Электронный философский журнал Vox: http://vox-journal.org Выпуск 29 (июнь 2020)
Моя память о В. В. Бибихине
о. Вл. Зелинский,
протоиерей, настоятель прихода «Всех скорбящих радость» в г. Брешия (Ломбардия),
elrish@yandex.ru
Аннотация: Предлагаемый вниманию текст — это воспоминания о. Владимира Зелинского о Владимире Вениаминовиче Бибихине. Он был зачитан Э. Сагетдиновым на Первых Чтениях памяти Бибихина В. В., проходивших в 2019 году в городе Бежецке Тверской губернии.
Все мои отношения с Владимиром Бибихиным, достаточно долгие, прерывистые, тесные, не всегда легкие, иногда чуть конфликтные, были отмечены некой мягкой ласковой странностью, своеобразной «юродивинкой», которая и привлекала в нем, и как-то провоцировала. Но для начала должен сказать, что знал я Володю до его «славы» (впрочем, гораздо меньшей, чем он заслуживает), до известных его лекций и публикаций, которые, несомненно, в нем уже готовились, дозревали, а может быть, уже были готовы, но прятались где-то и никак не всплывали на поверхность даже для близких друзей, к которым автор сих строк какое-то время относился.

■ ЗАДАНИЕ 1 ■
Можете повторить дословно фрагмент воспоминаний о Бибихине, начиная с «Электронный философский журнал» и далее вплоть до «Бежецке Тверской губернии.»?
■ ЗАДАНИЕ 2 ■
Как изложить суть воспоминаний о Бибихине ровно в двух предложениях?
Следующий далее материал здесь никак не используется.

■ ФРАГМЕНТ ИСТОЧНИКА ■
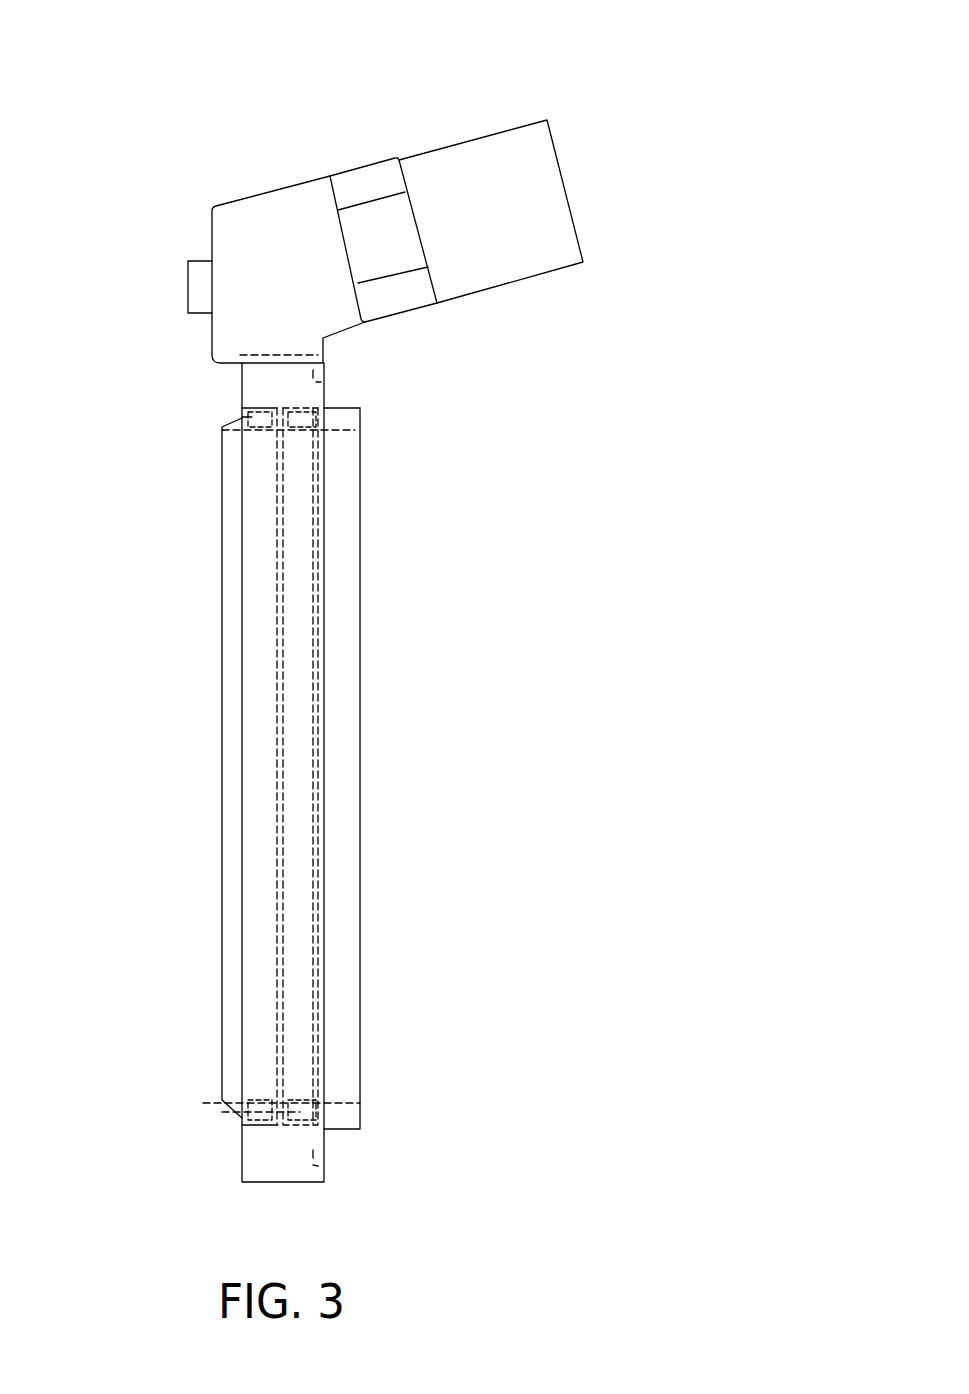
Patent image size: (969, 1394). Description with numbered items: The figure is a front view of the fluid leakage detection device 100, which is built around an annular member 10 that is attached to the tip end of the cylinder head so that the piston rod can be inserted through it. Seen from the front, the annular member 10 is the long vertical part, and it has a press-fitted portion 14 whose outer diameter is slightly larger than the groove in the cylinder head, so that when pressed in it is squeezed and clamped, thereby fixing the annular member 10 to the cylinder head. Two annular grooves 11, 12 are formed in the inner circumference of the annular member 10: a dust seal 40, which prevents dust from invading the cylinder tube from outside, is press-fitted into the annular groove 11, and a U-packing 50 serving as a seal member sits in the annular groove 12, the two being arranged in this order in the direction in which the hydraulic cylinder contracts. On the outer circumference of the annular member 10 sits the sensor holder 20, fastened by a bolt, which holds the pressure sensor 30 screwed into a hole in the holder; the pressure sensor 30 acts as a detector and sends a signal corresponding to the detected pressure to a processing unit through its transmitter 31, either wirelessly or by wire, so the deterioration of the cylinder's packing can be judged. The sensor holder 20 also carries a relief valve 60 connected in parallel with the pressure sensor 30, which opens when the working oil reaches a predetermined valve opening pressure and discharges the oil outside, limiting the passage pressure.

■ ОЖИДАЕМЫЙ ОТВЕТ 1 ■
Электронный философский журнал Vox: http://vox-journal.org Выпуск 29 (июнь 2020)
Моя память о В. В. Бибихине
о. Вл. Зелинский,
протоиерей, настоятель прихода «Всех скорбящих радость» в г. Брешия (Ломбардия),
elrish@yandex.ru
Аннотация: Предлагаемый вниманию текст — это воспоминания о. Владимира Зелинского о Владимире Вениаминовиче Бибихине. Он был зачитан Э. Сагетдиновым на Первых Чтениях памяти Бибихина В. В., проходивших в 2019 году в городе Бежецке Тверской губернии.

■ ОЖИДАЕМЫЙ ОТВЕТ 2 ■
Это воспоминания протоиерея Владимира Зелинского о Владимире Вениаминовиче Бибихине, которые Э. Сагетдинов зачитал на Первых Чтениях памяти Бибихина в 2019 году в Бежецке. Автор называет их отношения долгими, прерывистыми, тесными и не всегда легкими, отмеченными мягкой «юродивинкой» Бибихина, и подчеркивает, что знал его еще до славы, известных лекций и публикаций.